(Data entries)
= = = = = = =
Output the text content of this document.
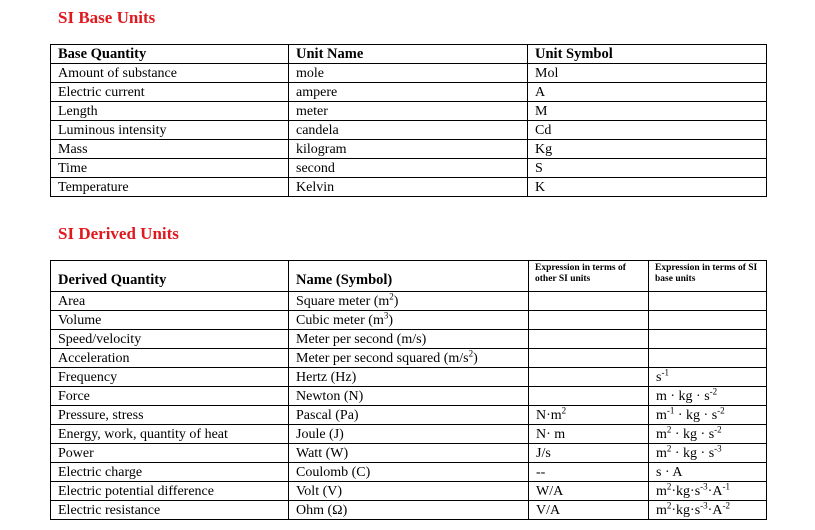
SI Base Units
Base Quantity	Unit Name	Unit Symbol
Amount of substance	mole	Mol
Electric current	ampere	A
Length	meter	M
Luminous intensity	candela	Cd
Mass	kilogram	Kg
Time	second	S
Temperature	Kelvin	K
SI Derived Units
Derived Quantity	Name (Symbol)	Expression in terms of other SI units	Expression in terms of SI base units
Area	Square meter $(m^2)$		
Volume	Cubic meter $(m^3)$		
Speed/velocity	Meter per second (m/s)		
Acceleration	Meter per second squared $(m/s^2)$		
Frequency	Hertz (Hz)		$s^{-1}$
Force	Newton (N)		m · kg · $s^{-2}$
Pressure, stress	Pascal (Pa)	$N\cdot m^2$	$m^{-1}$ · kg · $s^{-2}$
Energy, work, quantity of heat	Joule (J)	N· m	$m^2$ · kg · $s^{-2}$
Power	Watt (W)	J/s	$m^2$ · kg · $s^{-3}$
Electric charge	Coulomb (C)	--	s · A
Electric potential difference	Volt (V)	W/A	$m^2\cdot kg\cdot s^{-3}\cdot A^{-1}$
Electric resistance	Ohm (Ω)	V/A	$m^2\cdot kg\cdot s^{-3}\cdot A^{-2}$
= = = = = = =
▶ _Requirements_:
Go through the records above and copy every line with the word "Symbol".

▶ _Exercise solution_:
Base Quantity	Unit Name	Unit Symbol
Derived Quantity	Name (Symbol)	Expression in terms of other SI units	Expression in terms of SI base units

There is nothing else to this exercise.